* [Tarefas propostas]:
a – Reescreva a parte do trecho fornecido que abre com as palavras contendo "A despeito da" e fecha com "com sua visita.", substituindo "blog" por "diário virtual".
b – Responda com base no trecho fornecido:
(i) O que quem narra usou para encobrir as olheiras?
(ii) Em qual site o autor do comentário viu a indicação do blog?
(iii) Quantos comentários o trecho informa haver?

* [Trecho fornecido]:
····················

Preguiça, apatia ou depressão, mesmo que motivados pelo cansaço, estavam fora de cogitação. Não havia chance para um erro sequer. Escolhas estavam incluídas no cardápio, mas eu teria que me valer da intuição para identificar aquelas que a beneficiariam.

Carola estava animadíssima e com uma prontidão nota dez, contando nos dedos os dias que faltavam para o início das aulas. Na segunda-feira seguinte, acordei determinada a exorcizar todos os meus demônios e a lançar ao fogo do inferno a opinião alheia. Preparei-me desde cedo para aquela tarde especial, lançando mão de uma camada mais grossa de pancake que encobrisse minhas olheiras. O sorriso, que me emprestava um quê de falsidade, foi companheiro, enquanto, aboletadas no assento do carro, víamos entrar, um a um na escola, seus futuros colegas.

A despeito da excitação dela, fiz questão de apontar, em cada figura, onde se encontrava o defeito, o aleijão, a limitação. Descrevi com riqueza de detalhes o comportamento provável e o tipo de manifestação, por vezes chocante, demonstrada por alguém com sérias lesões neurológicas. Ela me escutava, embora seus olhinhos continuassem grudados naquela movimentação.

4 comentários:

Anônimo disse...

Oi Eliana
Vi a indicacao do seu blog lá no site Desabafo de mae e estou impressionada! Você escreve muito bem, parabéns e continue postando!
Também tenho um blog, se tiver um tempinho ficaria muito feliz com sua visita.

····················

Dados de localização dos elementos:

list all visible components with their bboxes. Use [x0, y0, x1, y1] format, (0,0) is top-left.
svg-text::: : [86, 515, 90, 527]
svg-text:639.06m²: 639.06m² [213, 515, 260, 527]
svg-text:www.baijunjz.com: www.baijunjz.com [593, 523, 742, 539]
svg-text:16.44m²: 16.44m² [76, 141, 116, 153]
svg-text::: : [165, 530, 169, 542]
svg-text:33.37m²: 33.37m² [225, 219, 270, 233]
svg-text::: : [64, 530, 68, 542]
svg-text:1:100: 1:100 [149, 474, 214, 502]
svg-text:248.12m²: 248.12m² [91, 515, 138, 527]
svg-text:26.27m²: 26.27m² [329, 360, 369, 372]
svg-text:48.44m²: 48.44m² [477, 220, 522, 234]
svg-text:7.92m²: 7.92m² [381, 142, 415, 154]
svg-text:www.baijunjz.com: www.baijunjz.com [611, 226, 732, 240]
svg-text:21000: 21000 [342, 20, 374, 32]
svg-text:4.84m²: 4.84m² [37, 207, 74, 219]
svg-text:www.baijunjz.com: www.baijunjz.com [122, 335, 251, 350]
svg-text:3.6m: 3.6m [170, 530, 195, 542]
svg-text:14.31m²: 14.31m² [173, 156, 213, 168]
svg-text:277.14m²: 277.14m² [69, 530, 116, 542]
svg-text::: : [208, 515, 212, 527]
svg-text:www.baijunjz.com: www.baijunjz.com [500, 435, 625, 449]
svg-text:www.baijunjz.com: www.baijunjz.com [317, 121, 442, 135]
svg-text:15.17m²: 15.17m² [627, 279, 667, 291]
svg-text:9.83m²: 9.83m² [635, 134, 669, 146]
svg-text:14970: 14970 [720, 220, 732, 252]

····················

* [Lista de respostas]:
a –
A despeito da excitação dela, fiz questão de apontar, em cada figura, onde se encontrava o defeito, o aleijão, a limitação. Descrevi com riqueza de detalhes o comportamento provável e o tipo de manifestação, por vezes chocante, demonstrada por alguém com sérias lesões neurológicas. Ela me escutava, embora seus olhinhos continuassem grudados naquela movimentação.

4 comentários:

Anônimo disse...

Oi Eliana
Vi a indicacao do seu diário virtual lá no site Desabafo de mae e estou impressionada! Você escreve muito bem, parabéns e continue postando!
Também tenho um diário virtual, se tiver um tempinho ficaria muito feliz com sua visita.

b –
(i) Uma camada mais grossa de pancake.
(ii) No site Desabafo de mae.
(iii) 4 comentários.